Directive
Pictures do not belong in your copy. Repeat all the other data exactly.

Stored records
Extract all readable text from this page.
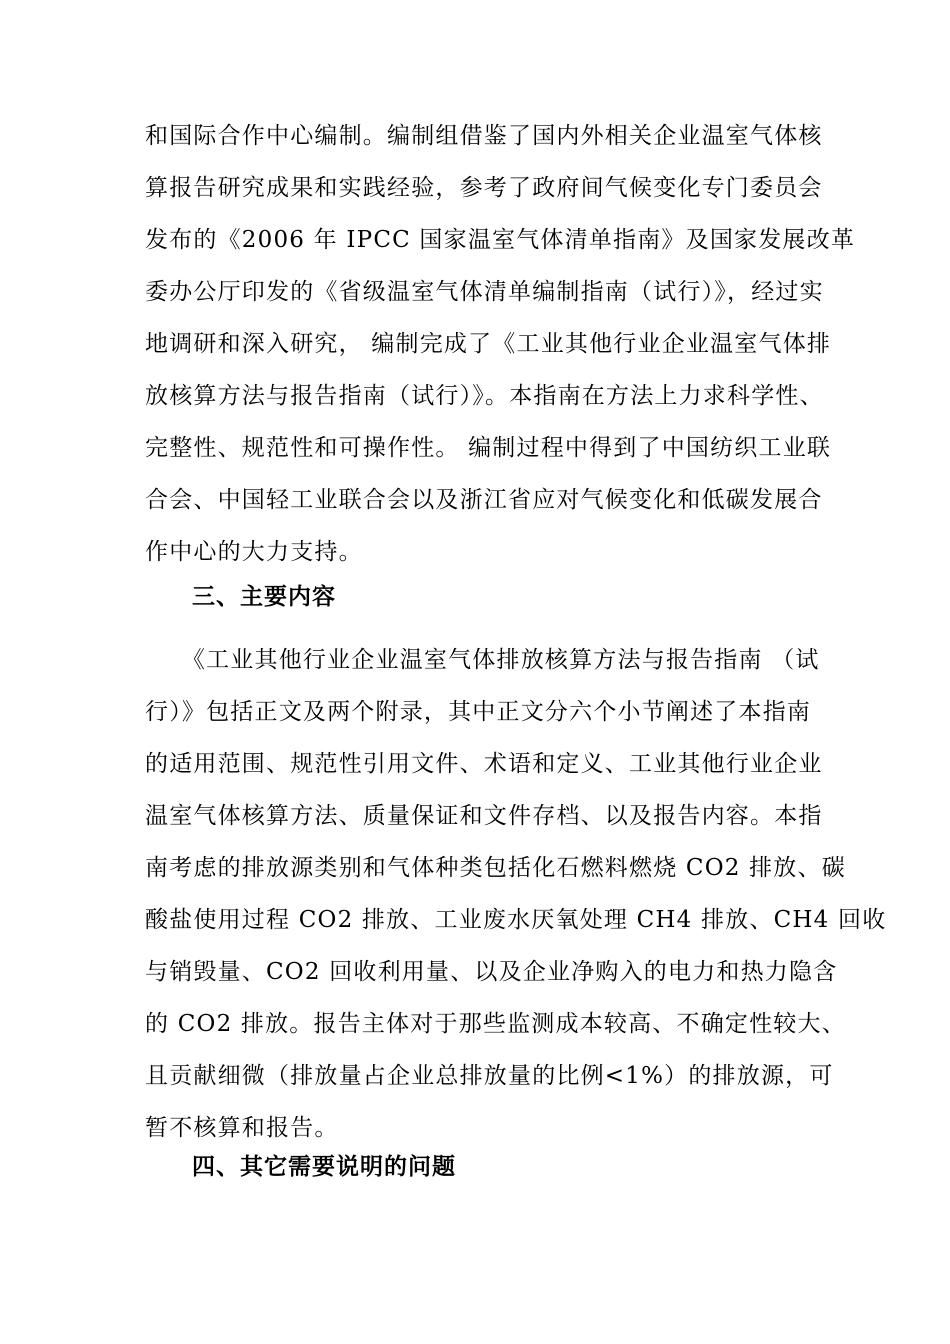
和国际合作中心编制。编制组借鉴了国内外相关企业温室气体核
算报告研究成果和实践经验，参考了政府间气候变化专门委员会
发布的《2006 年 IPCC 国家温室气体清单指南》及国家发展改革
委办公厅印发的《省级温室气体清单编制指南（试行）》，经过实
地调研和深入研究， 编制完成了《工业其他行业企业温室气体排
放核算方法与报告指南（试行）》。本指南在方法上力求科学性、
完整性、规范性和可操作性。 编制过程中得到了中国纺织工业联
合会、中国轻工业联合会以及浙江省应对气候变化和低碳发展合
作中心的大力支持。
三、主要内容
　　《工业其他行业企业温室气体排放核算方法与报告指南 （试
行）》包括正文及两个附录，其中正文分六个小节阐述了本指南
的适用范围、规范性引用文件、术语和定义、工业其他行业企业
温室气体核算方法、质量保证和文件存档、以及报告内容。本指
南考虑的排放源类别和气体种类包括化石燃料燃烧 CO2 排放、碳
酸盐使用过程 CO2 排放、工业废水厌氧处理 CH4 排放、CH4 回收
与销毁量、CO2 回收利用量、以及企业净购入的电力和热力隐含
的 CO2 排放。报告主体对于那些监测成本较高、不确定性较大、
且贡献细微（排放量占企业总排放量的比例<1%）的排放源，可
暂不核算和报告。
四、其它需要说明的问题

Solution to this task
Extract all readable text from this page.
和国际合作中心编制。编制组借鉴了国内外相关企业温室气体核
算报告研究成果和实践经验，参考了政府间气候变化专门委员会
发布的《2006 年 IPCC 国家温室气体清单指南》及国家发展改革
委办公厅印发的《省级温室气体清单编制指南（试行）》，经过实
地调研和深入研究， 编制完成了《工业其他行业企业温室气体排
放核算方法与报告指南（试行）》。本指南在方法上力求科学性、
完整性、规范性和可操作性。 编制过程中得到了中国纺织工业联
合会、中国轻工业联合会以及浙江省应对气候变化和低碳发展合
作中心的大力支持。
三、主要内容
　　《工业其他行业企业温室气体排放核算方法与报告指南 （试
行）》包括正文及两个附录，其中正文分六个小节阐述了本指南
的适用范围、规范性引用文件、术语和定义、工业其他行业企业
温室气体核算方法、质量保证和文件存档、以及报告内容。本指
南考虑的排放源类别和气体种类包括化石燃料燃烧 CO2 排放、碳
酸盐使用过程 CO2 排放、工业废水厌氧处理 CH4 排放、CH4 回收
与销毁量、CO2 回收利用量、以及企业净购入的电力和热力隐含
的 CO2 排放。报告主体对于那些监测成本较高、不确定性较大、
且贡献细微（排放量占企业总排放量的比例<1%）的排放源，可
暂不核算和报告。
四、其它需要说明的问题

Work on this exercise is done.